**Complete the following**
**1)** According to the review of Compendium, what database does Compendium use by default?
**2)** Reproduce the passage of the Compendium review that runs from "Compendium stores its" up to and including "map is possible.".

::: Page excerpt

Review of Compendium

Compendium has been under development at the Open University for many years.  Compendium does much more than just Mind Mapping.  It is a free and open source tool for representing, organising and communicating knowledge, processes and arguments.  It may not be as pretty as some of the other mind mapping tools but it is much more capable and functional.

There is one feature which was tried and found not to be useful but was not entirely removed.  In one of the earlier versions there was an e-mail system built in to the program so that different users of the database could send each other messages, but this e-mail system did not connect to the outside world it was purely internal.  It was found that most of the users of the program used external e-mail applications to send each other messages and so this function was removed but on your home map there is still an Inbox which you cannot delete or use to send messages.  It acts like a node and you can link to it.  You can open it but it will be an empty list.  I don’t know why it is still there.

Another thing which appears on your home map is a recycling bin which is where deleted nodes go to die or be resurrected.

Compendium stores its maps in a database so there is no ‘save’ button, whatever changes you make to a map are saved continuously.  By default Compendium uses the Derby database embedded within Java (Compendium is written in Java and you can download the source code) but it can also use a MySQL database.  For home use the database will most likely be set up on your local machine and you will be the only one to have access to it, but it is possible to set the database up on a remote machine and to have many people working on the same database at the same time.  Collaborative editing of a map is possible.

::::::
::: Extracted entries

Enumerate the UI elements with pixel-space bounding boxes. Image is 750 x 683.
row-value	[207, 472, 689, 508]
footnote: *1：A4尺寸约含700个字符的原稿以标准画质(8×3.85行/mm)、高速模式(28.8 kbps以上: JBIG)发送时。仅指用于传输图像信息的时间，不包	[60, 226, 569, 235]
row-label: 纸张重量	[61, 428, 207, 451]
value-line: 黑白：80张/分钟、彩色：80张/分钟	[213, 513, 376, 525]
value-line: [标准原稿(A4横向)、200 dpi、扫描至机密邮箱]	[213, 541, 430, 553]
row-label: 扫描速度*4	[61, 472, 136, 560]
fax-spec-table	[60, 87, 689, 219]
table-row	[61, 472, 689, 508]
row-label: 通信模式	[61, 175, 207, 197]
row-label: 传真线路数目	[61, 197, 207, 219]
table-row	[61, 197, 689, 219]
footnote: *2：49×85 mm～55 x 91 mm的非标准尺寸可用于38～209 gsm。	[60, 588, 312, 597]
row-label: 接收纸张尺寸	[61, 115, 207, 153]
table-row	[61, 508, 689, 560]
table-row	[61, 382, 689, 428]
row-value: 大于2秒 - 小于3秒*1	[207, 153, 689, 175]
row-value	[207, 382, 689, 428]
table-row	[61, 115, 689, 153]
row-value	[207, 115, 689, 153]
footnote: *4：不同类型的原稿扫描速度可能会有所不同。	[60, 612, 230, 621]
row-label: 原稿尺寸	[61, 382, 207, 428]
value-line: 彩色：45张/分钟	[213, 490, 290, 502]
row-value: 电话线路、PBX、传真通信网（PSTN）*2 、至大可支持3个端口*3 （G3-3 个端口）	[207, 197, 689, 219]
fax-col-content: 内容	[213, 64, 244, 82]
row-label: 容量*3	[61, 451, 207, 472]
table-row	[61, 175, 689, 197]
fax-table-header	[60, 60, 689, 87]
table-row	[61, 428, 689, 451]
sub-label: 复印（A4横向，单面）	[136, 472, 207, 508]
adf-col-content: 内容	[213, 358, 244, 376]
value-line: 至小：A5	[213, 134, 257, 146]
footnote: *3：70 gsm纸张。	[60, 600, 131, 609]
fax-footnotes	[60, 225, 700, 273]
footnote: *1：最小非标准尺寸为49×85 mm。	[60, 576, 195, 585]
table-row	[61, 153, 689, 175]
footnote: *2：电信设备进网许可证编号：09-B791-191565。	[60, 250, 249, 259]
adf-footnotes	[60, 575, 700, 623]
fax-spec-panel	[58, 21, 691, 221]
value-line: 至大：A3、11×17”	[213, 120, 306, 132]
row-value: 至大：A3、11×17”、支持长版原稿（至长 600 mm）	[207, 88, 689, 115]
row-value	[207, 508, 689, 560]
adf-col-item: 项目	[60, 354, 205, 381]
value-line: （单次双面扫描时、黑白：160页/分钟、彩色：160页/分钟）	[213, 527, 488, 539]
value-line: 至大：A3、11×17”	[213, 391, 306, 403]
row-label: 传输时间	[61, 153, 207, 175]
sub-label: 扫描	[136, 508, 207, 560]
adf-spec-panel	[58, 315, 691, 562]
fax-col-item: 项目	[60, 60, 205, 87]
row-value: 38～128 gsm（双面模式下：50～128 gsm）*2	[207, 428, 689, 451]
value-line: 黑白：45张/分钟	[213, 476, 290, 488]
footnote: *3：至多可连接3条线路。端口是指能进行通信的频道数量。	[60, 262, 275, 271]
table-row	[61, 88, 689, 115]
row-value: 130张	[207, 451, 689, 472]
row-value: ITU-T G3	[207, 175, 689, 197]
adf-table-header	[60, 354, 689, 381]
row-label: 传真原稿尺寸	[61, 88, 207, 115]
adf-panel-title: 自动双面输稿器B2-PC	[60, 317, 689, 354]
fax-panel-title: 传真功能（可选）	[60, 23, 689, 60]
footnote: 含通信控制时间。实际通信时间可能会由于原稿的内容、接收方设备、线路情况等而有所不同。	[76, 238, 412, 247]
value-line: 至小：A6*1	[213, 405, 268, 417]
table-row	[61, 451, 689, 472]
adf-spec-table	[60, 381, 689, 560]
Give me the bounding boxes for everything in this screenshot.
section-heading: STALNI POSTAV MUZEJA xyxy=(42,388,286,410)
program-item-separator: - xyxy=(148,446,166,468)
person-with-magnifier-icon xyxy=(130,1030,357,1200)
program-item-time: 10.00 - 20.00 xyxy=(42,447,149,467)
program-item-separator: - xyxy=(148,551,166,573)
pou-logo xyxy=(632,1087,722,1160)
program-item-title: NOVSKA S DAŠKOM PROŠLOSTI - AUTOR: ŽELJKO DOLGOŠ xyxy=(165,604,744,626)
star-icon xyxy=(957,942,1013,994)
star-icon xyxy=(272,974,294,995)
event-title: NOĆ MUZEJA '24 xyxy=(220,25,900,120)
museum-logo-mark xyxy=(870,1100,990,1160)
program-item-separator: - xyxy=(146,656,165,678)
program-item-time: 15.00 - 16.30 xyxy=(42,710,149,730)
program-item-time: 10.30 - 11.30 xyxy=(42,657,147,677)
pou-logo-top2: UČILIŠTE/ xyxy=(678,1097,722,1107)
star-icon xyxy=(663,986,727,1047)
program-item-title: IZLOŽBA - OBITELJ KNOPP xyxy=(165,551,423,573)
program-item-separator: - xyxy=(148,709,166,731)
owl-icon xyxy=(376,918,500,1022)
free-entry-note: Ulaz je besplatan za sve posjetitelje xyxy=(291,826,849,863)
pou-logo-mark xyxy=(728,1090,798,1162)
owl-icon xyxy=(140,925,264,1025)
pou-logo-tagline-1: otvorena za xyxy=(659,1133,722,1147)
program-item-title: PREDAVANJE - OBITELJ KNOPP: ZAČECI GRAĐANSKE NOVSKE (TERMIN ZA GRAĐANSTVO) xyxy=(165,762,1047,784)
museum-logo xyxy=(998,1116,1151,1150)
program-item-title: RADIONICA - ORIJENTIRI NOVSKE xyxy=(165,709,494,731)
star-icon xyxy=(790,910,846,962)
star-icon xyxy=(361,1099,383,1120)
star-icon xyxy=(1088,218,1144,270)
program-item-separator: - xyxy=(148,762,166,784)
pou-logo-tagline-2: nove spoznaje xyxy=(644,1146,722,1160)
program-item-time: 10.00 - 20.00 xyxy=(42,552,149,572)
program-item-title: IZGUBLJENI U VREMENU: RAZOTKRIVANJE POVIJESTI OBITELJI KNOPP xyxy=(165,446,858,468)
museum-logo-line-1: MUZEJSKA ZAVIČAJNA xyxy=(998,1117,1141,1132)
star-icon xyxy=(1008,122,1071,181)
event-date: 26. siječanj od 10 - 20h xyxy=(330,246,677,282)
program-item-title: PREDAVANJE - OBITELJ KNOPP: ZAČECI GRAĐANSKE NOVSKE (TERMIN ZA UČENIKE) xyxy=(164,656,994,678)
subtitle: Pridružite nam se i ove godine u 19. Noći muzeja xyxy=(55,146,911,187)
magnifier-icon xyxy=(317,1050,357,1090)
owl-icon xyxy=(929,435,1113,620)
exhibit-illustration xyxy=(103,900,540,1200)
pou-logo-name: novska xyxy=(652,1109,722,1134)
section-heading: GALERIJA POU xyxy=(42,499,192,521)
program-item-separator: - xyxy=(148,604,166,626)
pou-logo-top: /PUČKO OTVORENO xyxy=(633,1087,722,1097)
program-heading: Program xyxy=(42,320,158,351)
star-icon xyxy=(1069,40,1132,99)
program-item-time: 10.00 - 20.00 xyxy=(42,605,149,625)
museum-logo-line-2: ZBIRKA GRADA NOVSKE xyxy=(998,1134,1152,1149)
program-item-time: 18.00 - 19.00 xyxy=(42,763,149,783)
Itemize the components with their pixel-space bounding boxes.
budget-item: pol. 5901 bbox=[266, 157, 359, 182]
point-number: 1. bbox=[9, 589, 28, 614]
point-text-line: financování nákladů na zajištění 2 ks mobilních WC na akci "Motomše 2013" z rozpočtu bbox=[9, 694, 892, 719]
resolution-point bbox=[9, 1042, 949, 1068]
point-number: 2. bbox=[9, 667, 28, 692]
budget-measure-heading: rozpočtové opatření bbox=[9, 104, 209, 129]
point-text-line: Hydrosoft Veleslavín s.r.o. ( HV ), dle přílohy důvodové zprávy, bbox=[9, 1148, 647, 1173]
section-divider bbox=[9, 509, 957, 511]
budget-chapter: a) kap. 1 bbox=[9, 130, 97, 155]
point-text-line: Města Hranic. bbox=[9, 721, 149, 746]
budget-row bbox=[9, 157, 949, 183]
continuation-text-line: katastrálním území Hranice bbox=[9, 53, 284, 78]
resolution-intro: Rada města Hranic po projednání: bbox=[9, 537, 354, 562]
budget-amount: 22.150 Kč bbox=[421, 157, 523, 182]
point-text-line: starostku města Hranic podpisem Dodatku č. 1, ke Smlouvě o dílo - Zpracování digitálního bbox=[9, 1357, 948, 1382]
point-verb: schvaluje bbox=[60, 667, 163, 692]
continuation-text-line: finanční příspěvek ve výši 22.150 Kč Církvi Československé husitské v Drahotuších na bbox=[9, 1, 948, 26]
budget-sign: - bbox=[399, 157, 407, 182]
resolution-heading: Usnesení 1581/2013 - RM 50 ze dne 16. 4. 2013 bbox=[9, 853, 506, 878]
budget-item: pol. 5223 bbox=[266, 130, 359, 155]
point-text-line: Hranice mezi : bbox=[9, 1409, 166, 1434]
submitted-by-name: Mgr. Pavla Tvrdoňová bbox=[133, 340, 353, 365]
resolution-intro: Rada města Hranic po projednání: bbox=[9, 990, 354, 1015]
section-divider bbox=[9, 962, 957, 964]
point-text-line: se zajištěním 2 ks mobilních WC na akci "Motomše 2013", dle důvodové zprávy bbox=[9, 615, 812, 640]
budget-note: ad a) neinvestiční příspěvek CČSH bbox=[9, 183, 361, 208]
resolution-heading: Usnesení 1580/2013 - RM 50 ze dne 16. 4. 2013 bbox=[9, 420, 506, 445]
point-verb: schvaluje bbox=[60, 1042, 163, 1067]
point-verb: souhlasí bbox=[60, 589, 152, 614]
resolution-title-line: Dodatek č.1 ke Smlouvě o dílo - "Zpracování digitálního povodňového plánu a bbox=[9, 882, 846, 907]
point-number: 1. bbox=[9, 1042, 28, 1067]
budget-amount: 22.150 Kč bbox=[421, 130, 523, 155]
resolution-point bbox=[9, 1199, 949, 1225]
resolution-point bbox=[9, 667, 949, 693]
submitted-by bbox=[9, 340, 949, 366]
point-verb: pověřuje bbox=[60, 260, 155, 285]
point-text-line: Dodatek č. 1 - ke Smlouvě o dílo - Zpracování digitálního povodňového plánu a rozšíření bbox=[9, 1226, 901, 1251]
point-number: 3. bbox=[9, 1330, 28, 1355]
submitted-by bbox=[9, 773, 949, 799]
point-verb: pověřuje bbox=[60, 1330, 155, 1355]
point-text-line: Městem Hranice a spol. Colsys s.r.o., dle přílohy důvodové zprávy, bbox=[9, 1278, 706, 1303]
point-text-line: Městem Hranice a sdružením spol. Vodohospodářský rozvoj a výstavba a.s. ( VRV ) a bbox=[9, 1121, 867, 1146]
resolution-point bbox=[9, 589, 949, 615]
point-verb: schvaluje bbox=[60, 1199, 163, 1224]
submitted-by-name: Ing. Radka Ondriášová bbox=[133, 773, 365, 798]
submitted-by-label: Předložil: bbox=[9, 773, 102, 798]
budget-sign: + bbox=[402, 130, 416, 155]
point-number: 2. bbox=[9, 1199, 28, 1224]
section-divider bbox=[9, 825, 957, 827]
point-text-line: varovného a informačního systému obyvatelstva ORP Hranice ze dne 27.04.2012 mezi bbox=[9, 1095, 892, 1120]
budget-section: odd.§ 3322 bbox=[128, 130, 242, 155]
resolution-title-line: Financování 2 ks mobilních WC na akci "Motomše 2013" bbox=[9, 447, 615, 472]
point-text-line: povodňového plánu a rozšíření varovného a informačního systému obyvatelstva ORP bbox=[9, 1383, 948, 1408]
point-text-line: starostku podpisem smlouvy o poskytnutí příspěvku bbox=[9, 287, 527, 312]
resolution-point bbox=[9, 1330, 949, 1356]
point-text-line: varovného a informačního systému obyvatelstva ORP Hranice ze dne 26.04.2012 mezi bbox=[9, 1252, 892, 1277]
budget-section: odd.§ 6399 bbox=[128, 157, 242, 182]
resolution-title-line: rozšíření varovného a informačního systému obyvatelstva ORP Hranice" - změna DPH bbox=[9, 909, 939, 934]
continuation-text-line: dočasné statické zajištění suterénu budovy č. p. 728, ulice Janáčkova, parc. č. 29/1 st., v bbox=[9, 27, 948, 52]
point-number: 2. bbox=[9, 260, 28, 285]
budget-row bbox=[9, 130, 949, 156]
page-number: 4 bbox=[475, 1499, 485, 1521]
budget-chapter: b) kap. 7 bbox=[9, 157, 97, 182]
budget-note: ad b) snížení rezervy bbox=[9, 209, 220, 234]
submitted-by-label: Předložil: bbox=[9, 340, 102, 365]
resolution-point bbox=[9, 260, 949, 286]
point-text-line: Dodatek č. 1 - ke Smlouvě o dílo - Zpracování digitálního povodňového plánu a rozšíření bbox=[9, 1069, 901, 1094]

::::::

**Final results**
**1)** The Derby database embedded within Java.

**2)**
Compendium stores its maps in a database so there is no ‘save’ button, whatever changes you make to a map are saved continuously.  By default Compendium uses the Derby database embedded within Java (Compendium is written in Java and you can download the source code) but it can also use a MySQL database.  For home use the database will most likely be set up on your local machine and you will be the only one to have access to it, but it is possible to set the database up on a remote machine and to have many people working on the same database at the same time.  Collaborative editing of a map is possible.